## start DATASET RECORDS
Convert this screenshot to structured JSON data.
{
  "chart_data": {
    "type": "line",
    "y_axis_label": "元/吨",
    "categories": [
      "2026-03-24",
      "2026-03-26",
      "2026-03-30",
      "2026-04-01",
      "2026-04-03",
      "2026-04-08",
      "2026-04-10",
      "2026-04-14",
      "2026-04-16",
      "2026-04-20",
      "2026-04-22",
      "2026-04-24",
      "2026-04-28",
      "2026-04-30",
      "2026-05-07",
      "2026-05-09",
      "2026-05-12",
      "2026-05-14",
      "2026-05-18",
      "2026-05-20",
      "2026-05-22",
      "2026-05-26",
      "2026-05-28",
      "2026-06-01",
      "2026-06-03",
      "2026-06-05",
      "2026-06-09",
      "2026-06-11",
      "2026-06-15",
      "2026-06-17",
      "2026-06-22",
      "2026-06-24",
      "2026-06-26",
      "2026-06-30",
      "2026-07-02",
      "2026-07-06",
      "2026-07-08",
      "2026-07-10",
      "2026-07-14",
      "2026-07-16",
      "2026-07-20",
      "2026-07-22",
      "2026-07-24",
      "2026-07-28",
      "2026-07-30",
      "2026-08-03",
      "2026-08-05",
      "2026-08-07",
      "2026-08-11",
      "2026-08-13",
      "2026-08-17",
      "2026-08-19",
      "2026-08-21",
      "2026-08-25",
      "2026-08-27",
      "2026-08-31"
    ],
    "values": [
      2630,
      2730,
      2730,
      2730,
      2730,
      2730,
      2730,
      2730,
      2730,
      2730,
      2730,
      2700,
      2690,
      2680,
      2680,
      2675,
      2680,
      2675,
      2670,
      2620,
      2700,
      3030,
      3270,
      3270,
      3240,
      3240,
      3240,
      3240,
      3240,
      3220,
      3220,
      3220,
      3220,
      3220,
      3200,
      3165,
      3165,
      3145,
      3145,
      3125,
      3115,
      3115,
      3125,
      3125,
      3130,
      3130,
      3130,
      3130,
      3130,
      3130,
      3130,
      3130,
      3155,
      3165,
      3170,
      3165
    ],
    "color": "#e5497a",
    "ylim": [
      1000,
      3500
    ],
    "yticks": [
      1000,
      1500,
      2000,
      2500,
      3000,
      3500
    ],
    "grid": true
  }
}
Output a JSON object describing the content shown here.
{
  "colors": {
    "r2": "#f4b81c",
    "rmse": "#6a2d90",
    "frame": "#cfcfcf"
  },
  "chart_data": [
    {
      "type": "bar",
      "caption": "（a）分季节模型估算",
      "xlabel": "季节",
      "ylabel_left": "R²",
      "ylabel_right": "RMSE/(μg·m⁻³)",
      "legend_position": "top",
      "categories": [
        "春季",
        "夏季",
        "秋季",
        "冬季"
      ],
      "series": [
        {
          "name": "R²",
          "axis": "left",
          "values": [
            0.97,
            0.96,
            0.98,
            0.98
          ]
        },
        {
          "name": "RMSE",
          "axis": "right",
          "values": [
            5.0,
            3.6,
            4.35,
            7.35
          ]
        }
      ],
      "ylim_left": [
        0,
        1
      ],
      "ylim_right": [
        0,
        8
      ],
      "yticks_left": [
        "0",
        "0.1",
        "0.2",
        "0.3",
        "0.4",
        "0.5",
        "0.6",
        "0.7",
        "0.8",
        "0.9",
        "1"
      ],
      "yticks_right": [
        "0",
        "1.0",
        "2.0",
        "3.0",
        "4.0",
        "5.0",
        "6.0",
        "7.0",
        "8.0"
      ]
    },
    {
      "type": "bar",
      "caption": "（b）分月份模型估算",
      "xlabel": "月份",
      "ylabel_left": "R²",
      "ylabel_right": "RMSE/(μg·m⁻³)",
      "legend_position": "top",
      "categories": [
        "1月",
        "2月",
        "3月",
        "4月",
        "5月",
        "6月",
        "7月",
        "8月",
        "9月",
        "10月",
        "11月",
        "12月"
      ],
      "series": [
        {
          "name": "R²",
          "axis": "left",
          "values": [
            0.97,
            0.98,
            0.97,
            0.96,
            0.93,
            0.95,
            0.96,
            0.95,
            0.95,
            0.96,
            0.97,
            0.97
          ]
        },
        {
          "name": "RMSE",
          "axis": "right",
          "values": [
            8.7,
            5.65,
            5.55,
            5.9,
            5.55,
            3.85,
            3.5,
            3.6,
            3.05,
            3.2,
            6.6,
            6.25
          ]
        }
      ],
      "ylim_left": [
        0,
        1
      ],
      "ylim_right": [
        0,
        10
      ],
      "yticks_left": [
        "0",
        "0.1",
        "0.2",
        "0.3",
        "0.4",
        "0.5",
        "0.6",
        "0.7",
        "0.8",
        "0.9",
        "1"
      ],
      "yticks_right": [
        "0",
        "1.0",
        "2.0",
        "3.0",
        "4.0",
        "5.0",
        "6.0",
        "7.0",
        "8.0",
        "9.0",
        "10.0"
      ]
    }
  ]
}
## end DATASET RECORDS
PROBLEM TO WORK ON ::
Exactly reproduce every line found in the records.

EXPECTED ANSWER ::
Convert this screenshot to structured JSON data.
{
  "chart_data": {
    "type": "line",
    "y_axis_label": "元/吨",
    "categories": [
      "2026-03-24",
      "2026-03-26",
      "2026-03-30",
      "2026-04-01",
      "2026-04-03",
      "2026-04-08",
      "2026-04-10",
      "2026-04-14",
      "2026-04-16",
      "2026-04-20",
      "2026-04-22",
      "2026-04-24",
      "2026-04-28",
      "2026-04-30",
      "2026-05-07",
      "2026-05-09",
      "2026-05-12",
      "2026-05-14",
      "2026-05-18",
      "2026-05-20",
      "2026-05-22",
      "2026-05-26",
      "2026-05-28",
      "2026-06-01",
      "2026-06-03",
      "2026-06-05",
      "2026-06-09",
      "2026-06-11",
      "2026-06-15",
      "2026-06-17",
      "2026-06-22",
      "2026-06-24",
      "2026-06-26",
      "2026-06-30",
      "2026-07-02",
      "2026-07-06",
      "2026-07-08",
      "2026-07-10",
      "2026-07-14",
      "2026-07-16",
      "2026-07-20",
      "2026-07-22",
      "2026-07-24",
      "2026-07-28",
      "2026-07-30",
      "2026-08-03",
      "2026-08-05",
      "2026-08-07",
      "2026-08-11",
      "2026-08-13",
      "2026-08-17",
      "2026-08-19",
      "2026-08-21",
      "2026-08-25",
      "2026-08-27",
      "2026-08-31"
    ],
    "values": [
      2630,
      2730,
      2730,
      2730,
      2730,
      2730,
      2730,
      2730,
      2730,
      2730,
      2730,
      2700,
      2690,
      2680,
      2680,
      2675,
      2680,
      2675,
      2670,
      2620,
      2700,
      3030,
      3270,
      3270,
      3240,
      3240,
      3240,
      3240,
      3240,
      3220,
      3220,
      3220,
      3220,
      3220,
      3200,
      3165,
      3165,
      3145,
      3145,
      3125,
      3115,
      3115,
      3125,
      3125,
      3130,
      3130,
      3130,
      3130,
      3130,
      3130,
      3130,
      3130,
      3155,
      3165,
      3170,
      3165
    ],
    "color": "#e5497a",
    "ylim": [
      1000,
      3500
    ],
    "yticks": [
      1000,
      1500,
      2000,
      2500,
      3000,
      3500
    ],
    "grid": true
  }
}
Output a JSON object describing the content shown here.
{
  "colors": {
    "r2": "#f4b81c",
    "rmse": "#6a2d90",
    "frame": "#cfcfcf"
  },
  "chart_data": [
    {
      "type": "bar",
      "caption": "（a）分季节模型估算",
      "xlabel": "季节",
      "ylabel_left": "R²",
      "ylabel_right": "RMSE/(μg·m⁻³)",
      "legend_position": "top",
      "categories": [
        "春季",
        "夏季",
        "秋季",
        "冬季"
      ],
      "series": [
        {
          "name": "R²",
          "axis": "left",
          "values": [
            0.97,
            0.96,
            0.98,
            0.98
          ]
        },
        {
          "name": "RMSE",
          "axis": "right",
          "values": [
            5.0,
            3.6,
            4.35,
            7.35
          ]
        }
      ],
      "ylim_left": [
        0,
        1
      ],
      "ylim_right": [
        0,
        8
      ],
      "yticks_left": [
        "0",
        "0.1",
        "0.2",
        "0.3",
        "0.4",
        "0.5",
        "0.6",
        "0.7",
        "0.8",
        "0.9",
        "1"
      ],
      "yticks_right": [
        "0",
        "1.0",
        "2.0",
        "3.0",
        "4.0",
        "5.0",
        "6.0",
        "7.0",
        "8.0"
      ]
    },
    {
      "type": "bar",
      "caption": "（b）分月份模型估算",
      "xlabel": "月份",
      "ylabel_left": "R²",
      "ylabel_right": "RMSE/(μg·m⁻³)",
      "legend_position": "top",
      "categories": [
        "1月",
        "2月",
        "3月",
        "4月",
        "5月",
        "6月",
        "7月",
        "8月",
        "9月",
        "10月",
        "11月",
        "12月"
      ],
      "series": [
        {
          "name": "R²",
          "axis": "left",
          "values": [
            0.97,
            0.98,
            0.97,
            0.96,
            0.93,
            0.95,
            0.96,
            0.95,
            0.95,
            0.96,
            0.97,
            0.97
          ]
        },
        {
          "name": "RMSE",
          "axis": "right",
          "values": [
            8.7,
            5.65,
            5.55,
            5.9,
            5.55,
            3.85,
            3.5,
            3.6,
            3.05,
            3.2,
            6.6,
            6.25
          ]
        }
      ],
      "ylim_left": [
        0,
        1
      ],
      "ylim_right": [
        0,
        10
      ],
      "yticks_left": [
        "0",
        "0.1",
        "0.2",
        "0.3",
        "0.4",
        "0.5",
        "0.6",
        "0.7",
        "0.8",
        "0.9",
        "1"
      ],
      "yticks_right": [
        "0",
        "1.0",
        "2.0",
        "3.0",
        "4.0",
        "5.0",
        "6.0",
        "7.0",
        "8.0",
        "9.0",
        "10.0"
      ]
    }
  ]
}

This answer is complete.